— Begin —
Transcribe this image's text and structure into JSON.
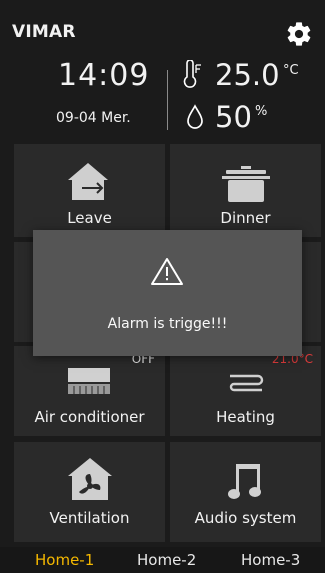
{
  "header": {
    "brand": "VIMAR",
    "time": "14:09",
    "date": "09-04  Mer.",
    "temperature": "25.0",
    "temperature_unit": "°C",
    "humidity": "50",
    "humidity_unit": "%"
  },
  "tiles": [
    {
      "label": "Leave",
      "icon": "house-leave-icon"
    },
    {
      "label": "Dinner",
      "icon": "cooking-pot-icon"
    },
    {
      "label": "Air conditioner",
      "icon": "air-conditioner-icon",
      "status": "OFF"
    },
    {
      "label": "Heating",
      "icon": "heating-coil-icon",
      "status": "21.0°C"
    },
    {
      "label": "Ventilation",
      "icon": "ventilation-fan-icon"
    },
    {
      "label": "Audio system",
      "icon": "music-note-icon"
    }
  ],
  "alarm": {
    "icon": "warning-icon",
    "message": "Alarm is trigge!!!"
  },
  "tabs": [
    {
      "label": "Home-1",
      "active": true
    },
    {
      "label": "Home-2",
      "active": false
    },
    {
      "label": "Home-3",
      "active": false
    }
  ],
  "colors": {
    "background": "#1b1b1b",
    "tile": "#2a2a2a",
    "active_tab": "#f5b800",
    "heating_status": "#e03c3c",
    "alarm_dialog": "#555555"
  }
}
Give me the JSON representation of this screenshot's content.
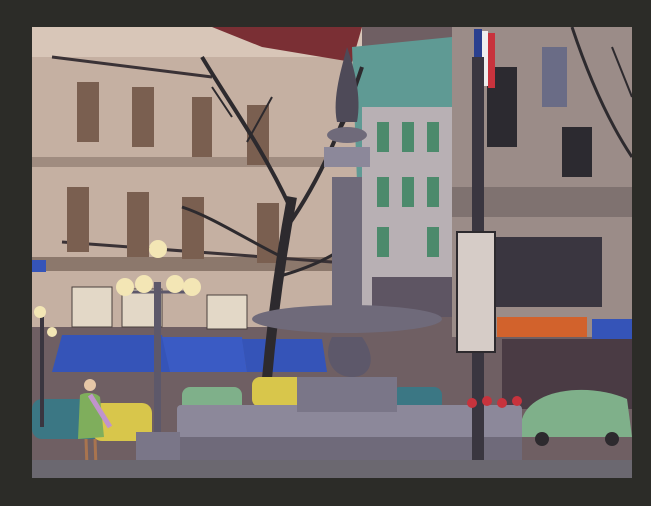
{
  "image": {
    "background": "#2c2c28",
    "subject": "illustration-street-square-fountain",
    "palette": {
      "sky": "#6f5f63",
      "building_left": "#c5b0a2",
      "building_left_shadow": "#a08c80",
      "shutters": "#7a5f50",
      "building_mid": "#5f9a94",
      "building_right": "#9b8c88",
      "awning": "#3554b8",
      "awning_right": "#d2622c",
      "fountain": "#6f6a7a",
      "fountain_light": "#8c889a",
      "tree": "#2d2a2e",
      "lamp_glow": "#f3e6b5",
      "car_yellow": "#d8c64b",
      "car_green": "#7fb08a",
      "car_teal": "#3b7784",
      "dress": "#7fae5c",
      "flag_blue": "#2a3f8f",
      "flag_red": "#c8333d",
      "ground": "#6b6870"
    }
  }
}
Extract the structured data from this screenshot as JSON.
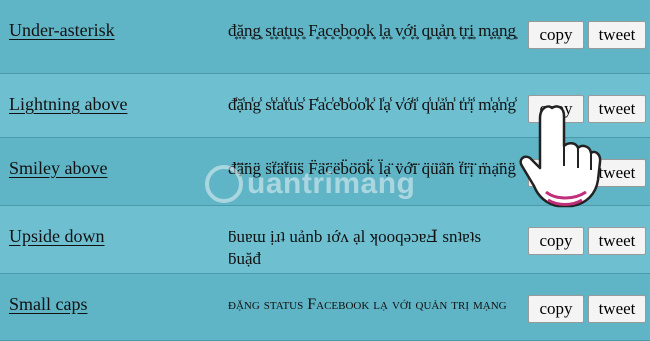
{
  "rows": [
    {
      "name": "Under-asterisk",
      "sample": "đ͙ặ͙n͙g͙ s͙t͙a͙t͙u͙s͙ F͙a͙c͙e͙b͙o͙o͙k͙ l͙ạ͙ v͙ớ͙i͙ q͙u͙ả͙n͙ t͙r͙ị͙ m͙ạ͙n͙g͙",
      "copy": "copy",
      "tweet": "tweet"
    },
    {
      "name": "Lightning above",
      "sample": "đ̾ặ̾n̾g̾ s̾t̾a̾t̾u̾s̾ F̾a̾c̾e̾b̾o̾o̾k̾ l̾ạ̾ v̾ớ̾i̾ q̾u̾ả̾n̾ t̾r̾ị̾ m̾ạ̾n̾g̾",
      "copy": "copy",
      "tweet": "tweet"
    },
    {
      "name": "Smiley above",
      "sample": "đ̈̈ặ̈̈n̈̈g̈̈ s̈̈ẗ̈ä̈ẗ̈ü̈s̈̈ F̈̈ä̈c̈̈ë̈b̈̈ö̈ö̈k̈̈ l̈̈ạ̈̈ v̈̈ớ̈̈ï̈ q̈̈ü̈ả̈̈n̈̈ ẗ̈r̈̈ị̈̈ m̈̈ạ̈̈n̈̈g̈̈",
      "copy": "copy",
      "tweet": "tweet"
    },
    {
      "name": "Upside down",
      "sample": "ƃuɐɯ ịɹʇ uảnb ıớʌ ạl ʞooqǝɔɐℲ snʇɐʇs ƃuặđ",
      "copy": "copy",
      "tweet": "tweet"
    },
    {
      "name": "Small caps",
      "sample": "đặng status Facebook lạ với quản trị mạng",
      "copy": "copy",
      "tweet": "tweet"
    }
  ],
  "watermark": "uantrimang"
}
— End —
◆ SET EXERCISE ◆
In the listing, how many lines hold "above"? Answer with a bare number.

◆ THE OUTPUT ◆
2